[START OF Task inputs]
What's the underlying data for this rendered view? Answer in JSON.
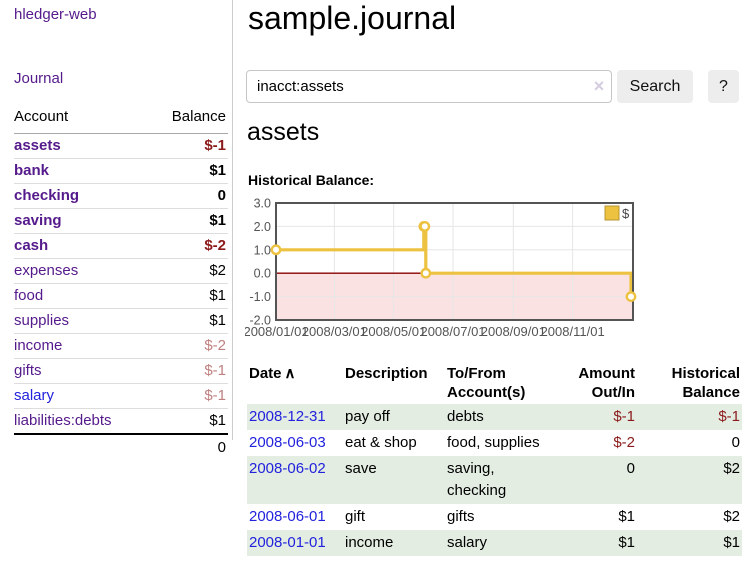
{
  "colors": {
    "purple": "#551A8B",
    "blue": "#2222DD",
    "neg": "#8B1A1A",
    "negfaded": "#C08080",
    "rowgreen": "#E3EDE2",
    "chart_gold": "#EDC240",
    "chart_gold_border": "#B89530",
    "chart_negative_fill": "#FBE2E2",
    "chart_zero_line": "#8B0000",
    "chart_grid": "#E6E6E6",
    "chart_border": "#545454",
    "chart_text": "#545454"
  },
  "sidebar": {
    "brand": "hledger-web",
    "journal_link": "Journal",
    "accounts_table": {
      "headers": {
        "account": "Account",
        "balance": "Balance"
      },
      "rows": [
        {
          "name": "assets",
          "depth": 1,
          "bold": true,
          "balance": "$-1",
          "balance_style": "neg-strong"
        },
        {
          "name": "bank",
          "depth": 2,
          "bold": true,
          "balance": "$1",
          "balance_style": "bold"
        },
        {
          "name": "checking",
          "depth": 3,
          "bold": true,
          "balance": "0",
          "balance_style": "bold"
        },
        {
          "name": "saving",
          "depth": 3,
          "bold": true,
          "balance": "$1",
          "balance_style": "bold"
        },
        {
          "name": "cash",
          "depth": 2,
          "bold": true,
          "balance": "$-2",
          "balance_style": "neg-strong"
        },
        {
          "name": "expenses",
          "depth": 1,
          "bold": false,
          "balance": "$2",
          "balance_style": "plain"
        },
        {
          "name": "food",
          "depth": 2,
          "bold": false,
          "balance": "$1",
          "balance_style": "plain"
        },
        {
          "name": "supplies",
          "depth": 2,
          "bold": false,
          "balance": "$1",
          "balance_style": "plain"
        },
        {
          "name": "income",
          "depth": 1,
          "bold": false,
          "balance": "$-2",
          "balance_style": "neg-faded"
        },
        {
          "name": "gifts",
          "depth": 2,
          "bold": false,
          "balance": "$-1",
          "balance_style": "neg-faded"
        },
        {
          "name": "salary",
          "depth": 2,
          "bold": false,
          "balance": "$-1",
          "balance_style": "neg-faded",
          "link_color": "blue"
        },
        {
          "name": "liabilities:debts",
          "depth": 1,
          "bold": false,
          "balance": "$1",
          "balance_style": "plain"
        }
      ],
      "total": "0"
    }
  },
  "main": {
    "title": "sample.journal",
    "search": {
      "value": "inacct:assets",
      "clear_icon": "×",
      "button_label": "Search",
      "help_label": "?"
    },
    "account_heading": "assets",
    "chart_heading": "Historical Balance:"
  },
  "chart_data": {
    "type": "line",
    "step": true,
    "title": "Historical Balance:",
    "series": [
      {
        "name": "$",
        "color": "#EDC240",
        "points": [
          [
            "2008-01-01",
            1
          ],
          [
            "2008-06-01",
            2
          ],
          [
            "2008-06-02",
            2
          ],
          [
            "2008-06-03",
            0
          ],
          [
            "2008-12-31",
            -1
          ]
        ]
      }
    ],
    "xrange": [
      "2008-01-01",
      "2008-12-31"
    ],
    "ylim": [
      -2,
      3
    ],
    "yticks": [
      3,
      2,
      1,
      0,
      -1,
      -2
    ],
    "ytick_labels": [
      "3.0",
      "2.0",
      "1.0",
      "0.0",
      "-1.0",
      "-2.0"
    ],
    "xticks": [
      "2008/01/01",
      "2008/03/01",
      "2008/05/01",
      "2008/07/01",
      "2008/09/01",
      "2008/11/01"
    ],
    "grid": true,
    "legend": {
      "label": "$",
      "position": "top-right"
    },
    "negative_region": {
      "from": -2,
      "to": 0,
      "color": "#FBE2E2"
    },
    "zero_line_color": "#8B0000"
  },
  "table": {
    "sort_icon": "∧",
    "headers": [
      "Date",
      "Description",
      "To/From Account(s)",
      "Amount Out/In",
      "Historical Balance"
    ],
    "rows": [
      {
        "date": "2008-12-31",
        "description": "pay off",
        "accounts": "debts",
        "amount": "$-1",
        "amount_neg": true,
        "balance": "$-1",
        "balance_neg": true
      },
      {
        "date": "2008-06-03",
        "description": "eat & shop",
        "accounts": "food, supplies",
        "amount": "$-2",
        "amount_neg": true,
        "balance": "0",
        "balance_neg": false
      },
      {
        "date": "2008-06-02",
        "description": "save",
        "accounts": "saving, checking",
        "amount": "0",
        "amount_neg": false,
        "balance": "$2",
        "balance_neg": false
      },
      {
        "date": "2008-06-01",
        "description": "gift",
        "accounts": "gifts",
        "amount": "$1",
        "amount_neg": false,
        "balance": "$2",
        "balance_neg": false
      },
      {
        "date": "2008-01-01",
        "description": "income",
        "accounts": "salary",
        "amount": "$1",
        "amount_neg": false,
        "balance": "$1",
        "balance_neg": false
      }
    ]
  }
}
[END OF Task inputs]
• _What is asked_
Write out the full set of lines verbatim, without the pictures.

• _Full answer_
What's the underlying data for this rendered view? Answer in JSON.
{
  "colors": {
    "purple": "#551A8B",
    "blue": "#2222DD",
    "neg": "#8B1A1A",
    "negfaded": "#C08080",
    "rowgreen": "#E3EDE2",
    "chart_gold": "#EDC240",
    "chart_gold_border": "#B89530",
    "chart_negative_fill": "#FBE2E2",
    "chart_zero_line": "#8B0000",
    "chart_grid": "#E6E6E6",
    "chart_border": "#545454",
    "chart_text": "#545454"
  },
  "sidebar": {
    "brand": "hledger-web",
    "journal_link": "Journal",
    "accounts_table": {
      "headers": {
        "account": "Account",
        "balance": "Balance"
      },
      "rows": [
        {
          "name": "assets",
          "depth": 1,
          "bold": true,
          "balance": "$-1",
          "balance_style": "neg-strong"
        },
        {
          "name": "bank",
          "depth": 2,
          "bold": true,
          "balance": "$1",
          "balance_style": "bold"
        },
        {
          "name": "checking",
          "depth": 3,
          "bold": true,
          "balance": "0",
          "balance_style": "bold"
        },
        {
          "name": "saving",
          "depth": 3,
          "bold": true,
          "balance": "$1",
          "balance_style": "bold"
        },
        {
          "name": "cash",
          "depth": 2,
          "bold": true,
          "balance": "$-2",
          "balance_style": "neg-strong"
        },
        {
          "name": "expenses",
          "depth": 1,
          "bold": false,
          "balance": "$2",
          "balance_style": "plain"
        },
        {
          "name": "food",
          "depth": 2,
          "bold": false,
          "balance": "$1",
          "balance_style": "plain"
        },
        {
          "name": "supplies",
          "depth": 2,
          "bold": false,
          "balance": "$1",
          "balance_style": "plain"
        },
        {
          "name": "income",
          "depth": 1,
          "bold": false,
          "balance": "$-2",
          "balance_style": "neg-faded"
        },
        {
          "name": "gifts",
          "depth": 2,
          "bold": false,
          "balance": "$-1",
          "balance_style": "neg-faded"
        },
        {
          "name": "salary",
          "depth": 2,
          "bold": false,
          "balance": "$-1",
          "balance_style": "neg-faded",
          "link_color": "blue"
        },
        {
          "name": "liabilities:debts",
          "depth": 1,
          "bold": false,
          "balance": "$1",
          "balance_style": "plain"
        }
      ],
      "total": "0"
    }
  },
  "main": {
    "title": "sample.journal",
    "search": {
      "value": "inacct:assets",
      "clear_icon": "×",
      "button_label": "Search",
      "help_label": "?"
    },
    "account_heading": "assets",
    "chart_heading": "Historical Balance:"
  },
  "chart_data": {
    "type": "line",
    "step": true,
    "title": "Historical Balance:",
    "series": [
      {
        "name": "$",
        "color": "#EDC240",
        "points": [
          [
            "2008-01-01",
            1
          ],
          [
            "2008-06-01",
            2
          ],
          [
            "2008-06-02",
            2
          ],
          [
            "2008-06-03",
            0
          ],
          [
            "2008-12-31",
            -1
          ]
        ]
      }
    ],
    "xrange": [
      "2008-01-01",
      "2008-12-31"
    ],
    "ylim": [
      -2,
      3
    ],
    "yticks": [
      3,
      2,
      1,
      0,
      -1,
      -2
    ],
    "ytick_labels": [
      "3.0",
      "2.0",
      "1.0",
      "0.0",
      "-1.0",
      "-2.0"
    ],
    "xticks": [
      "2008/01/01",
      "2008/03/01",
      "2008/05/01",
      "2008/07/01",
      "2008/09/01",
      "2008/11/01"
    ],
    "grid": true,
    "legend": {
      "label": "$",
      "position": "top-right"
    },
    "negative_region": {
      "from": -2,
      "to": 0,
      "color": "#FBE2E2"
    },
    "zero_line_color": "#8B0000"
  },
  "table": {
    "sort_icon": "∧",
    "headers": [
      "Date",
      "Description",
      "To/From Account(s)",
      "Amount Out/In",
      "Historical Balance"
    ],
    "rows": [
      {
        "date": "2008-12-31",
        "description": "pay off",
        "accounts": "debts",
        "amount": "$-1",
        "amount_neg": true,
        "balance": "$-1",
        "balance_neg": true
      },
      {
        "date": "2008-06-03",
        "description": "eat & shop",
        "accounts": "food, supplies",
        "amount": "$-2",
        "amount_neg": true,
        "balance": "0",
        "balance_neg": false
      },
      {
        "date": "2008-06-02",
        "description": "save",
        "accounts": "saving, checking",
        "amount": "0",
        "amount_neg": false,
        "balance": "$2",
        "balance_neg": false
      },
      {
        "date": "2008-06-01",
        "description": "gift",
        "accounts": "gifts",
        "amount": "$1",
        "amount_neg": false,
        "balance": "$2",
        "balance_neg": false
      },
      {
        "date": "2008-01-01",
        "description": "income",
        "accounts": "salary",
        "amount": "$1",
        "amount_neg": false,
        "balance": "$1",
        "balance_neg": false
      }
    ]
  }
}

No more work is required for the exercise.